The request - Word for word, transcribe the lines below and drop the pictures.

---*---

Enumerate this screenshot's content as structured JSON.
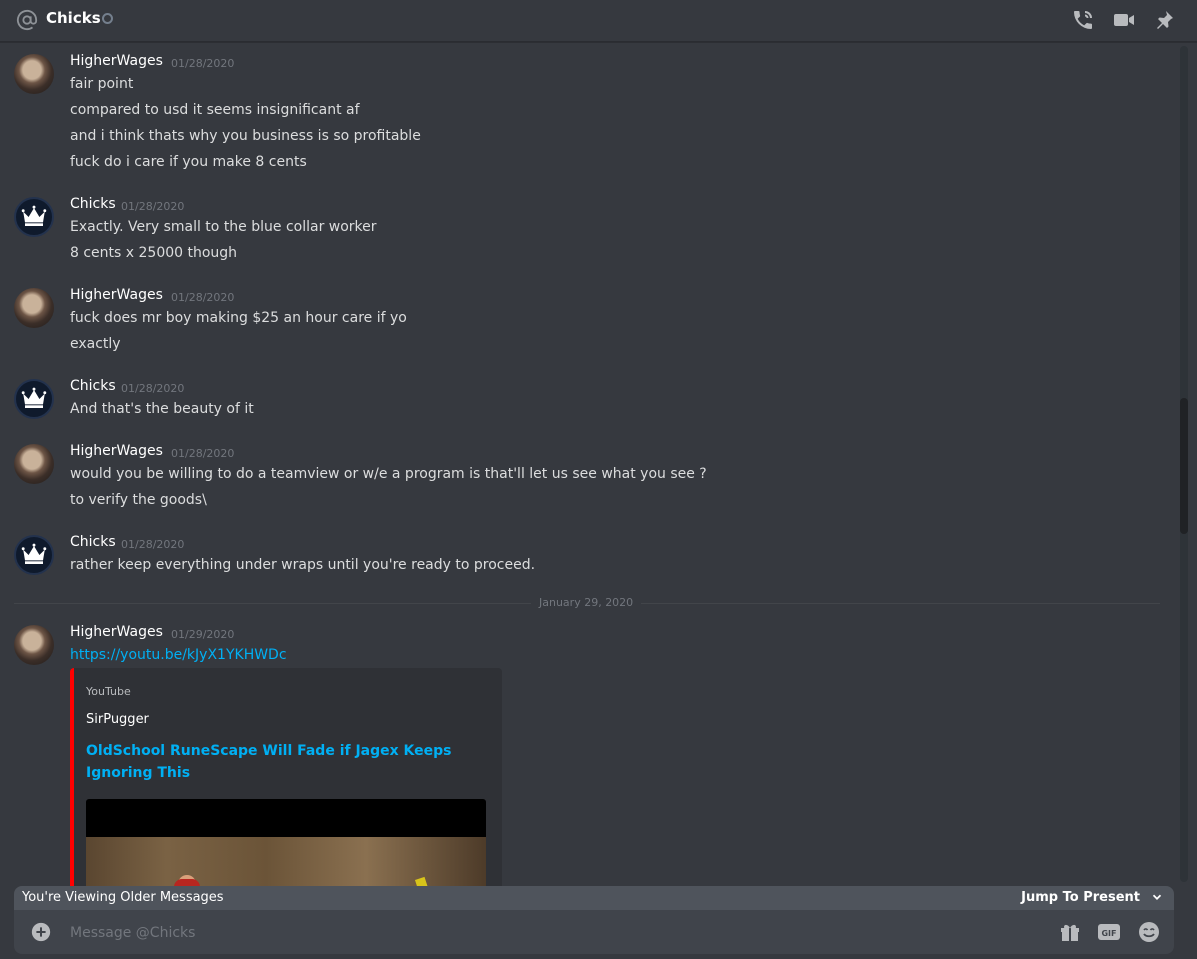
{
  "header": {
    "channel_name": "Chicks",
    "icons": [
      "at-icon",
      "status-icon",
      "phone-call-icon",
      "video-call-icon",
      "pin-icon"
    ]
  },
  "messages": [
    {
      "author": "HigherWages",
      "timestamp": "01/28/2020",
      "avatar": "higherwages-avatar",
      "lines": [
        "fair point",
        "compared to usd it seems insignificant af",
        "and i think thats why you business is so profitable",
        "fuck do i care if you make 8 cents"
      ]
    },
    {
      "author": "Chicks",
      "timestamp": "01/28/2020",
      "avatar": "chicks-crown-avatar",
      "lines": [
        "Exactly. Very small to the blue collar worker",
        "8 cents x 25000 though"
      ]
    },
    {
      "author": "HigherWages",
      "timestamp": "01/28/2020",
      "avatar": "higherwages-avatar",
      "lines": [
        "fuck does mr  boy making $25 an hour care if yo",
        "exactly"
      ]
    },
    {
      "author": "Chicks",
      "timestamp": "01/28/2020",
      "avatar": "chicks-crown-avatar",
      "lines": [
        "And that's the beauty of it"
      ]
    },
    {
      "author": "HigherWages",
      "timestamp": "01/28/2020",
      "avatar": "higherwages-avatar",
      "lines": [
        "would you be willing to do a teamview or w/e a program is that'll let us see what you see ?",
        "to verify the goods\\"
      ]
    },
    {
      "author": "Chicks",
      "timestamp": "01/28/2020",
      "avatar": "chicks-crown-avatar",
      "lines": [
        "rather keep everything under wraps until you're ready to proceed."
      ]
    },
    {
      "author": "HigherWages",
      "timestamp": "01/29/2020",
      "avatar": "higherwages-avatar",
      "link": "https://youtu.be/kJyX1YKHWDc"
    }
  ],
  "date_divider": "January 29, 2020",
  "embed": {
    "provider": "YouTube",
    "author": "SirPugger",
    "title": "OldSchool RuneScape Will Fade if Jagex Keeps Ignoring This",
    "accent_color": "#ff0000"
  },
  "older_bar": {
    "text": "You're Viewing Older Messages",
    "jump_label": "Jump To Present"
  },
  "composer": {
    "placeholder": "Message @Chicks",
    "icons": [
      "add-attachment-icon",
      "gift-icon",
      "gif-icon",
      "emoji-icon"
    ]
  },
  "colors": {
    "background": "#36393f",
    "link": "#00b0f4",
    "muted": "#72767d"
  }
}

---*---

Finished task -
Enumerate this screenshot's content as structured JSON.
{
  "header": {
    "channel_name": "Chicks",
    "icons": [
      "at-icon",
      "status-icon",
      "phone-call-icon",
      "video-call-icon",
      "pin-icon"
    ]
  },
  "messages": [
    {
      "author": "HigherWages",
      "timestamp": "01/28/2020",
      "avatar": "higherwages-avatar",
      "lines": [
        "fair point",
        "compared to usd it seems insignificant af",
        "and i think thats why you business is so profitable",
        "fuck do i care if you make 8 cents"
      ]
    },
    {
      "author": "Chicks",
      "timestamp": "01/28/2020",
      "avatar": "chicks-crown-avatar",
      "lines": [
        "Exactly. Very small to the blue collar worker",
        "8 cents x 25000 though"
      ]
    },
    {
      "author": "HigherWages",
      "timestamp": "01/28/2020",
      "avatar": "higherwages-avatar",
      "lines": [
        "fuck does mr  boy making $25 an hour care if yo",
        "exactly"
      ]
    },
    {
      "author": "Chicks",
      "timestamp": "01/28/2020",
      "avatar": "chicks-crown-avatar",
      "lines": [
        "And that's the beauty of it"
      ]
    },
    {
      "author": "HigherWages",
      "timestamp": "01/28/2020",
      "avatar": "higherwages-avatar",
      "lines": [
        "would you be willing to do a teamview or w/e a program is that'll let us see what you see ?",
        "to verify the goods\\"
      ]
    },
    {
      "author": "Chicks",
      "timestamp": "01/28/2020",
      "avatar": "chicks-crown-avatar",
      "lines": [
        "rather keep everything under wraps until you're ready to proceed."
      ]
    },
    {
      "author": "HigherWages",
      "timestamp": "01/29/2020",
      "avatar": "higherwages-avatar",
      "link": "https://youtu.be/kJyX1YKHWDc"
    }
  ],
  "date_divider": "January 29, 2020",
  "embed": {
    "provider": "YouTube",
    "author": "SirPugger",
    "title": "OldSchool RuneScape Will Fade if Jagex Keeps Ignoring This",
    "accent_color": "#ff0000"
  },
  "older_bar": {
    "text": "You're Viewing Older Messages",
    "jump_label": "Jump To Present"
  },
  "composer": {
    "placeholder": "Message @Chicks",
    "icons": [
      "add-attachment-icon",
      "gift-icon",
      "gif-icon",
      "emoji-icon"
    ]
  },
  "colors": {
    "background": "#36393f",
    "link": "#00b0f4",
    "muted": "#72767d"
  }
}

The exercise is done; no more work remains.